#### Stated task:
Reproduce the material in full, exactly as written.

#### Material:
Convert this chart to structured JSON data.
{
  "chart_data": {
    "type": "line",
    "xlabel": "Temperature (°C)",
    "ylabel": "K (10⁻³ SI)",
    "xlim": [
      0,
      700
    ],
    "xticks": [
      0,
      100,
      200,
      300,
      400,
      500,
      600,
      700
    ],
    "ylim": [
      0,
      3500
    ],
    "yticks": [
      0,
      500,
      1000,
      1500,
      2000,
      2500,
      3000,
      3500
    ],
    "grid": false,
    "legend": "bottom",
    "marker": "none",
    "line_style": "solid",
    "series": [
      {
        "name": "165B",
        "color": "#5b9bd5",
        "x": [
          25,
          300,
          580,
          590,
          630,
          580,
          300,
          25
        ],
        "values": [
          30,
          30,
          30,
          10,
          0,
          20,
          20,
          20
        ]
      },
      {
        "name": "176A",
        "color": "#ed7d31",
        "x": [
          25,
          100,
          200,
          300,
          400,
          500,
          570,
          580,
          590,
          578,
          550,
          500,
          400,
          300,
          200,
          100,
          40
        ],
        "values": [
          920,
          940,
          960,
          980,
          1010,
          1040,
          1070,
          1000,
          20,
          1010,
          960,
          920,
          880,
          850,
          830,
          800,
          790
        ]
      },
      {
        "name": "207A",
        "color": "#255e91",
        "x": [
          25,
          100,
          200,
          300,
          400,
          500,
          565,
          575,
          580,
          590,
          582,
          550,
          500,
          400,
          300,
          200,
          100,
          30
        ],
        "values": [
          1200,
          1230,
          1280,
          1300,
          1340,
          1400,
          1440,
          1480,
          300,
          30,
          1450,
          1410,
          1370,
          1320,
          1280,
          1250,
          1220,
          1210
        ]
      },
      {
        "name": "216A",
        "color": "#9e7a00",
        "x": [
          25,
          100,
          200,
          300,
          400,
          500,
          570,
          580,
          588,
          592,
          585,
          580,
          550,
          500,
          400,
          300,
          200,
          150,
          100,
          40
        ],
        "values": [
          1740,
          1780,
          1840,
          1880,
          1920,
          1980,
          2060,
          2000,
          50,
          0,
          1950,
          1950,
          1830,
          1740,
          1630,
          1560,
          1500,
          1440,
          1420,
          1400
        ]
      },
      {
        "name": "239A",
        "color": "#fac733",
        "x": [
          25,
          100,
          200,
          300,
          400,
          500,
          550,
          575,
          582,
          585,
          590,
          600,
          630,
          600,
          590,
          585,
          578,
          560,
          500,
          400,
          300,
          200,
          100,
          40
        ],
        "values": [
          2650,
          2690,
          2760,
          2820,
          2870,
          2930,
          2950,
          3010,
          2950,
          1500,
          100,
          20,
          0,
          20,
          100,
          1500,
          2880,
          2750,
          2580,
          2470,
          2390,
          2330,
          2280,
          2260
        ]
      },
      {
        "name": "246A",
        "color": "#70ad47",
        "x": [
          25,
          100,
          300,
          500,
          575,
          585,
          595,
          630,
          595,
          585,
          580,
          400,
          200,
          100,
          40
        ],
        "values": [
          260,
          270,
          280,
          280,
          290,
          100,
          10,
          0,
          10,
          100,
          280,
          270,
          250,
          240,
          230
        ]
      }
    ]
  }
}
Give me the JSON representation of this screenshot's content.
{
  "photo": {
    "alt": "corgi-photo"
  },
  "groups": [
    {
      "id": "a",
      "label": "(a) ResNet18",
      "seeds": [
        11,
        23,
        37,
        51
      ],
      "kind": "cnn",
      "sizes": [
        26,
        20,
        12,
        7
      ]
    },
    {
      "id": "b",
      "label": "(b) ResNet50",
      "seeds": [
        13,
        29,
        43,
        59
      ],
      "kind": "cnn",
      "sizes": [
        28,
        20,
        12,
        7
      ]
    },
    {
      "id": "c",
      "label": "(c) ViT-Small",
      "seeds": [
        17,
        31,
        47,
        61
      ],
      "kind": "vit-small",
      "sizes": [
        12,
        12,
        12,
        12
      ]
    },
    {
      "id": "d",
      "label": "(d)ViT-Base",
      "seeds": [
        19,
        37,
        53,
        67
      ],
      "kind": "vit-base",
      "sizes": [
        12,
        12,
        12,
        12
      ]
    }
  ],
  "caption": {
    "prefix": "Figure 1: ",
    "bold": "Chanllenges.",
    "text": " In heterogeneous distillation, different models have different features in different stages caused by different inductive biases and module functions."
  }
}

#### Result for this task:
Convert this chart to structured JSON data.
{
  "chart_data": {
    "type": "line",
    "xlabel": "Temperature (°C)",
    "ylabel": "K (10⁻³ SI)",
    "xlim": [
      0,
      700
    ],
    "xticks": [
      0,
      100,
      200,
      300,
      400,
      500,
      600,
      700
    ],
    "ylim": [
      0,
      3500
    ],
    "yticks": [
      0,
      500,
      1000,
      1500,
      2000,
      2500,
      3000,
      3500
    ],
    "grid": false,
    "legend": "bottom",
    "marker": "none",
    "line_style": "solid",
    "series": [
      {
        "name": "165B",
        "color": "#5b9bd5",
        "x": [
          25,
          300,
          580,
          590,
          630,
          580,
          300,
          25
        ],
        "values": [
          30,
          30,
          30,
          10,
          0,
          20,
          20,
          20
        ]
      },
      {
        "name": "176A",
        "color": "#ed7d31",
        "x": [
          25,
          100,
          200,
          300,
          400,
          500,
          570,
          580,
          590,
          578,
          550,
          500,
          400,
          300,
          200,
          100,
          40
        ],
        "values": [
          920,
          940,
          960,
          980,
          1010,
          1040,
          1070,
          1000,
          20,
          1010,
          960,
          920,
          880,
          850,
          830,
          800,
          790
        ]
      },
      {
        "name": "207A",
        "color": "#255e91",
        "x": [
          25,
          100,
          200,
          300,
          400,
          500,
          565,
          575,
          580,
          590,
          582,
          550,
          500,
          400,
          300,
          200,
          100,
          30
        ],
        "values": [
          1200,
          1230,
          1280,
          1300,
          1340,
          1400,
          1440,
          1480,
          300,
          30,
          1450,
          1410,
          1370,
          1320,
          1280,
          1250,
          1220,
          1210
        ]
      },
      {
        "name": "216A",
        "color": "#9e7a00",
        "x": [
          25,
          100,
          200,
          300,
          400,
          500,
          570,
          580,
          588,
          592,
          585,
          580,
          550,
          500,
          400,
          300,
          200,
          150,
          100,
          40
        ],
        "values": [
          1740,
          1780,
          1840,
          1880,
          1920,
          1980,
          2060,
          2000,
          50,
          0,
          1950,
          1950,
          1830,
          1740,
          1630,
          1560,
          1500,
          1440,
          1420,
          1400
        ]
      },
      {
        "name": "239A",
        "color": "#fac733",
        "x": [
          25,
          100,
          200,
          300,
          400,
          500,
          550,
          575,
          582,
          585,
          590,
          600,
          630,
          600,
          590,
          585,
          578,
          560,
          500,
          400,
          300,
          200,
          100,
          40
        ],
        "values": [
          2650,
          2690,
          2760,
          2820,
          2870,
          2930,
          2950,
          3010,
          2950,
          1500,
          100,
          20,
          0,
          20,
          100,
          1500,
          2880,
          2750,
          2580,
          2470,
          2390,
          2330,
          2280,
          2260
        ]
      },
      {
        "name": "246A",
        "color": "#70ad47",
        "x": [
          25,
          100,
          300,
          500,
          575,
          585,
          595,
          630,
          595,
          585,
          580,
          400,
          200,
          100,
          40
        ],
        "values": [
          260,
          270,
          280,
          280,
          290,
          100,
          10,
          0,
          10,
          100,
          280,
          270,
          250,
          240,
          230
        ]
      }
    ]
  }
}
Give me the JSON representation of this screenshot's content.
{
  "photo": {
    "alt": "corgi-photo"
  },
  "groups": [
    {
      "id": "a",
      "label": "(a) ResNet18",
      "seeds": [
        11,
        23,
        37,
        51
      ],
      "kind": "cnn",
      "sizes": [
        26,
        20,
        12,
        7
      ]
    },
    {
      "id": "b",
      "label": "(b) ResNet50",
      "seeds": [
        13,
        29,
        43,
        59
      ],
      "kind": "cnn",
      "sizes": [
        28,
        20,
        12,
        7
      ]
    },
    {
      "id": "c",
      "label": "(c) ViT-Small",
      "seeds": [
        17,
        31,
        47,
        61
      ],
      "kind": "vit-small",
      "sizes": [
        12,
        12,
        12,
        12
      ]
    },
    {
      "id": "d",
      "label": "(d)ViT-Base",
      "seeds": [
        19,
        37,
        53,
        67
      ],
      "kind": "vit-base",
      "sizes": [
        12,
        12,
        12,
        12
      ]
    }
  ],
  "caption": {
    "prefix": "Figure 1: ",
    "bold": "Chanllenges.",
    "text": " In heterogeneous distillation, different models have different features in different stages caused by different inductive biases and module functions."
  }
}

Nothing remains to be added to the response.